■ WORK REQUIRED
Set down the material once more, exactly as it appears.

+++ PROVIDED DATA +++

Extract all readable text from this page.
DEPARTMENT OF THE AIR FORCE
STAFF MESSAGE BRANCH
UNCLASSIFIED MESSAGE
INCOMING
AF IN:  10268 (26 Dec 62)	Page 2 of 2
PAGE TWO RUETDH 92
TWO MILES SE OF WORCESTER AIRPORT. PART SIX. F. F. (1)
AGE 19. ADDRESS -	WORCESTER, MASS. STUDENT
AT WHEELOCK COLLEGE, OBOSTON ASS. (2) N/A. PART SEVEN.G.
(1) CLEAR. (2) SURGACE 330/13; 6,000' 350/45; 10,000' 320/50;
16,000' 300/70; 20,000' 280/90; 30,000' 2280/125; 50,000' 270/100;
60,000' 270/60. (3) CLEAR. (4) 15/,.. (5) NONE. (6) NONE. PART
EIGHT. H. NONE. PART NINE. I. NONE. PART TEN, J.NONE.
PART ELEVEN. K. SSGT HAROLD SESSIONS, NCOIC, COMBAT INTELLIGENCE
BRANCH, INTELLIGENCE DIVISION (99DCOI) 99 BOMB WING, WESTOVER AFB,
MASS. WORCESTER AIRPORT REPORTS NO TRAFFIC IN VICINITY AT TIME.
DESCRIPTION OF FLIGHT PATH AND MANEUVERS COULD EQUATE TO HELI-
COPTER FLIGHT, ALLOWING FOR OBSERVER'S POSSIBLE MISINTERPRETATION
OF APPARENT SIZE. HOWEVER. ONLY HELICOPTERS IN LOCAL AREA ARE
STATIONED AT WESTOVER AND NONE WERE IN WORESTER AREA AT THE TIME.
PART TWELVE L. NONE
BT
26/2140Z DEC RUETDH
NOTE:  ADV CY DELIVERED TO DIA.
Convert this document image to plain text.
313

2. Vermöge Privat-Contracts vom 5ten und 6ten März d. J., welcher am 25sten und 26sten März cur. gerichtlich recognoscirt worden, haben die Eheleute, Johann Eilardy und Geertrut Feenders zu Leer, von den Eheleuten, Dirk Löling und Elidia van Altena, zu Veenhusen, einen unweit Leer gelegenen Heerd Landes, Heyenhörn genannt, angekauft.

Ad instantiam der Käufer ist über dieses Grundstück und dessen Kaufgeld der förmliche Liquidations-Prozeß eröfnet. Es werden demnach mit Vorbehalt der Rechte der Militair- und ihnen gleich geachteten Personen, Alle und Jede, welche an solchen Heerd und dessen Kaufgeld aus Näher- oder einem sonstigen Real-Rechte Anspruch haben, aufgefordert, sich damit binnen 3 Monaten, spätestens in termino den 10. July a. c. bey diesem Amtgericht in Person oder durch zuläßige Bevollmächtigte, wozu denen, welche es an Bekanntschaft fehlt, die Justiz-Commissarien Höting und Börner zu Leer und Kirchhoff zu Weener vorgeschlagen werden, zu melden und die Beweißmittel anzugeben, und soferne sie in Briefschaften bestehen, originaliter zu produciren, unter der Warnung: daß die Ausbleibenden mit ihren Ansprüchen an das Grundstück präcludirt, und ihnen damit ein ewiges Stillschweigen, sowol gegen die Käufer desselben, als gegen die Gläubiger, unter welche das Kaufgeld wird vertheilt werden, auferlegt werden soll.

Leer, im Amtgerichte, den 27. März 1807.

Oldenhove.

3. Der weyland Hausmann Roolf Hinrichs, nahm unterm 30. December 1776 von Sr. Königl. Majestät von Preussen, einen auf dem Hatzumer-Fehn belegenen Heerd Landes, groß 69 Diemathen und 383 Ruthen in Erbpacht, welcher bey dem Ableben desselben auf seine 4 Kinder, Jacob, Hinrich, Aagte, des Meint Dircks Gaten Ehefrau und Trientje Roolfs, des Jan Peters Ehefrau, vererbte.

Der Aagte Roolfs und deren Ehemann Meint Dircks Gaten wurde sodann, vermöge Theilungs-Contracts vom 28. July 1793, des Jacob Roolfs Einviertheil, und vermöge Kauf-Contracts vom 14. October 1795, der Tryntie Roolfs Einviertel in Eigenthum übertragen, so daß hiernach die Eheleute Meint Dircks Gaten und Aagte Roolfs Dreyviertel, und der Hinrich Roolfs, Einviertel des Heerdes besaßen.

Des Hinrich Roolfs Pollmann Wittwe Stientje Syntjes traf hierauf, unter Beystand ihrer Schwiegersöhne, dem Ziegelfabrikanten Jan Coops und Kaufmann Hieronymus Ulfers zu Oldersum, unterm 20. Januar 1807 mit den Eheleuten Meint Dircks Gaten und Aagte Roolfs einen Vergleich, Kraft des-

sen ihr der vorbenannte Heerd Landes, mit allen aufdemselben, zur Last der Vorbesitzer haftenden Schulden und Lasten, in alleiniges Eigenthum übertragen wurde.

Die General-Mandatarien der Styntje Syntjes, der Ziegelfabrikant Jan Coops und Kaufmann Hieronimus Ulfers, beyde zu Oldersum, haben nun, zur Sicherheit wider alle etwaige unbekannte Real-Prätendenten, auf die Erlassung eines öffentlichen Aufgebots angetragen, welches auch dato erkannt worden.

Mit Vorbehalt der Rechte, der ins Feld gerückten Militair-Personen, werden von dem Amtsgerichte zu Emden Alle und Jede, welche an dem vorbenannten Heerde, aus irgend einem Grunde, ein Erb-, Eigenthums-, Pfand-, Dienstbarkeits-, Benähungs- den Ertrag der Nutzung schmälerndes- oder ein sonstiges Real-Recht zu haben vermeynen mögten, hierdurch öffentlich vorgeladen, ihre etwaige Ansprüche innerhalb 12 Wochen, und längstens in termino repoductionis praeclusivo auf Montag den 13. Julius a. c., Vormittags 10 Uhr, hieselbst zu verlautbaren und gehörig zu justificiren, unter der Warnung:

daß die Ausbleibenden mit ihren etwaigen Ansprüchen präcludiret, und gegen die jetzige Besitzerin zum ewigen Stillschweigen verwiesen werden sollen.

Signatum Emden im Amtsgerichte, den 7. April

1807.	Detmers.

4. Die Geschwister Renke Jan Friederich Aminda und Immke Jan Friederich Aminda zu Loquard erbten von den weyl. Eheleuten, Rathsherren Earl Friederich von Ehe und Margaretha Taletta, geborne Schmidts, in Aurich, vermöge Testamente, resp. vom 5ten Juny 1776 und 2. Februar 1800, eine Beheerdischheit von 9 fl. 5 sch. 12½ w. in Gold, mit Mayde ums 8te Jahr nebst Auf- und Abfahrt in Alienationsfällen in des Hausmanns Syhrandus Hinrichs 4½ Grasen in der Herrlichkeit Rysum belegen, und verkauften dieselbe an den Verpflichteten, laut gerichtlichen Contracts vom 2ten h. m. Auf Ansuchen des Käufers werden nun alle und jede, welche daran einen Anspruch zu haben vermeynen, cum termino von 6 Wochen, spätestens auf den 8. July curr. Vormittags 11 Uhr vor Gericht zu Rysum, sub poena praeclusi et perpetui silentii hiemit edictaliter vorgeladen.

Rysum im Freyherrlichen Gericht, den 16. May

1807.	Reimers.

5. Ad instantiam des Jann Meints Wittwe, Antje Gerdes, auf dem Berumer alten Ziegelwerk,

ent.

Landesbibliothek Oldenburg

+++

■ WORKED SOLUTION
Extract all readable text from this page.
DEPARTMENT OF THE AIR FORCE
STAFF MESSAGE BRANCH
UNCLASSIFIED MESSAGE
INCOMING
AF IN:  10268 (26 Dec 62)	Page 2 of 2
PAGE TWO RUETDH 92
TWO MILES SE OF WORCESTER AIRPORT. PART SIX. F. F. (1)
AGE 19. ADDRESS -	WORCESTER, MASS. STUDENT
AT WHEELOCK COLLEGE, OBOSTON ASS. (2) N/A. PART SEVEN.G.
(1) CLEAR. (2) SURGACE 330/13; 6,000' 350/45; 10,000' 320/50;
16,000' 300/70; 20,000' 280/90; 30,000' 2280/125; 50,000' 270/100;
60,000' 270/60. (3) CLEAR. (4) 15/,.. (5) NONE. (6) NONE. PART
EIGHT. H. NONE. PART NINE. I. NONE. PART TEN, J.NONE.
PART ELEVEN. K. SSGT HAROLD SESSIONS, NCOIC, COMBAT INTELLIGENCE
BRANCH, INTELLIGENCE DIVISION (99DCOI) 99 BOMB WING, WESTOVER AFB,
MASS. WORCESTER AIRPORT REPORTS NO TRAFFIC IN VICINITY AT TIME.
DESCRIPTION OF FLIGHT PATH AND MANEUVERS COULD EQUATE TO HELI-
COPTER FLIGHT, ALLOWING FOR OBSERVER'S POSSIBLE MISINTERPRETATION
OF APPARENT SIZE. HOWEVER. ONLY HELICOPTERS IN LOCAL AREA ARE
STATIONED AT WESTOVER AND NONE WERE IN WORESTER AREA AT THE TIME.
PART TWELVE L. NONE
BT
26/2140Z DEC RUETDH
NOTE:  ADV CY DELIVERED TO DIA.
Convert this document image to plain text.
313

2. Vermöge Privat-Contracts vom 5ten und 6ten März d. J., welcher am 25sten und 26sten März cur. gerichtlich recognoscirt worden, haben die Eheleute, Johann Eilardy und Geertrut Feenders zu Leer, von den Eheleuten, Dirk Löling und Elidia van Altena, zu Veenhusen, einen unweit Leer gelegenen Heerd Landes, Heyenhörn genannt, angekauft.

Ad instantiam der Käufer ist über dieses Grundstück und dessen Kaufgeld der förmliche Liquidations-Prozeß eröfnet. Es werden demnach mit Vorbehalt der Rechte der Militair- und ihnen gleich geachteten Personen, Alle und Jede, welche an solchen Heerd und dessen Kaufgeld aus Näher- oder einem sonstigen Real-Rechte Anspruch haben, aufgefordert, sich damit binnen 3 Monaten, spätestens in termino den 10. July a. c. bey diesem Amtgericht in Person oder durch zuläßige Bevollmächtigte, wozu denen, welche es an Bekanntschaft fehlt, die Justiz-Commissarien Höting und Börner zu Leer und Kirchhoff zu Weener vorgeschlagen werden, zu melden und die Beweißmittel anzugeben, und soferne sie in Briefschaften bestehen, originaliter zu produciren, unter der Warnung: daß die Ausbleibenden mit ihren Ansprüchen an das Grundstück präcludirt, und ihnen damit ein ewiges Stillschweigen, sowol gegen die Käufer desselben, als gegen die Gläubiger, unter welche das Kaufgeld wird vertheilt werden, auferlegt werden soll.

Leer, im Amtgerichte, den 27. März 1807.

Oldenhove.

3. Der weyland Hausmann Roolf Hinrichs, nahm unterm 30. December 1776 von Sr. Königl. Majestät von Preussen, einen auf dem Hatzumer-Fehn belegenen Heerd Landes, groß 69 Diemathen und 383 Ruthen in Erbpacht, welcher bey dem Ableben desselben auf seine 4 Kinder, Jacob, Hinrich, Aagte, des Meint Dircks Gaten Ehefrau und Trientje Roolfs, des Jan Peters Ehefrau, vererbte.

Der Aagte Roolfs und deren Ehemann Meint Dircks Gaten wurde sodann, vermöge Theilungs-Contracts vom 28. July 1793, des Jacob Roolfs Einviertheil, und vermöge Kauf-Contracts vom 14. October 1795, der Tryntie Roolfs Einviertel in Eigenthum übertragen, so daß hiernach die Eheleute Meint Dircks Gaten und Aagte Roolfs Dreyviertel, und der Hinrich Roolfs, Einviertel des Heerdes besaßen.

Des Hinrich Roolfs Pollmann Wittwe Stientje Syntjes traf hierauf, unter Beystand ihrer Schwiegersöhne, dem Ziegelfabrikanten Jan Coops und Kaufmann Hieronymus Ulfers zu Oldersum, unterm 20. Januar 1807 mit den Eheleuten Meint Dircks Gaten und Aagte Roolfs einen Vergleich, Kraft des-

sen ihr der vorbenannte Heerd Landes, mit allen aufdemselben, zur Last der Vorbesitzer haftenden Schulden und Lasten, in alleiniges Eigenthum übertragen wurde.

Die General-Mandatarien der Styntje Syntjes, der Ziegelfabrikant Jan Coops und Kaufmann Hieronimus Ulfers, beyde zu Oldersum, haben nun, zur Sicherheit wider alle etwaige unbekannte Real-Prätendenten, auf die Erlassung eines öffentlichen Aufgebots angetragen, welches auch dato erkannt worden.

Mit Vorbehalt der Rechte, der ins Feld gerückten Militair-Personen, werden von dem Amtsgerichte zu Emden Alle und Jede, welche an dem vorbenannten Heerde, aus irgend einem Grunde, ein Erb-, Eigenthums-, Pfand-, Dienstbarkeits-, Benähungs- den Ertrag der Nutzung schmälerndes- oder ein sonstiges Real-Recht zu haben vermeynen mögten, hierdurch öffentlich vorgeladen, ihre etwaige Ansprüche innerhalb 12 Wochen, und längstens in termino repoductionis praeclusivo auf Montag den 13. Julius a. c., Vormittags 10 Uhr, hieselbst zu verlautbaren und gehörig zu justificiren, unter der Warnung:

daß die Ausbleibenden mit ihren etwaigen Ansprüchen präcludiret, und gegen die jetzige Besitzerin zum ewigen Stillschweigen verwiesen werden sollen.

Signatum Emden im Amtsgerichte, den 7. April

1807.	Detmers.

4. Die Geschwister Renke Jan Friederich Aminda und Immke Jan Friederich Aminda zu Loquard erbten von den weyl. Eheleuten, Rathsherren Earl Friederich von Ehe und Margaretha Taletta, geborne Schmidts, in Aurich, vermöge Testamente, resp. vom 5ten Juny 1776 und 2. Februar 1800, eine Beheerdischheit von 9 fl. 5 sch. 12½ w. in Gold, mit Mayde ums 8te Jahr nebst Auf- und Abfahrt in Alienationsfällen in des Hausmanns Syhrandus Hinrichs 4½ Grasen in der Herrlichkeit Rysum belegen, und verkauften dieselbe an den Verpflichteten, laut gerichtlichen Contracts vom 2ten h. m. Auf Ansuchen des Käufers werden nun alle und jede, welche daran einen Anspruch zu haben vermeynen, cum termino von 6 Wochen, spätestens auf den 8. July curr. Vormittags 11 Uhr vor Gericht zu Rysum, sub poena praeclusi et perpetui silentii hiemit edictaliter vorgeladen.

Rysum im Freyherrlichen Gericht, den 16. May

1807.	Reimers.

5. Ad instantiam des Jann Meints Wittwe, Antje Gerdes, auf dem Berumer alten Ziegelwerk,

ent.

Landesbibliothek Oldenburg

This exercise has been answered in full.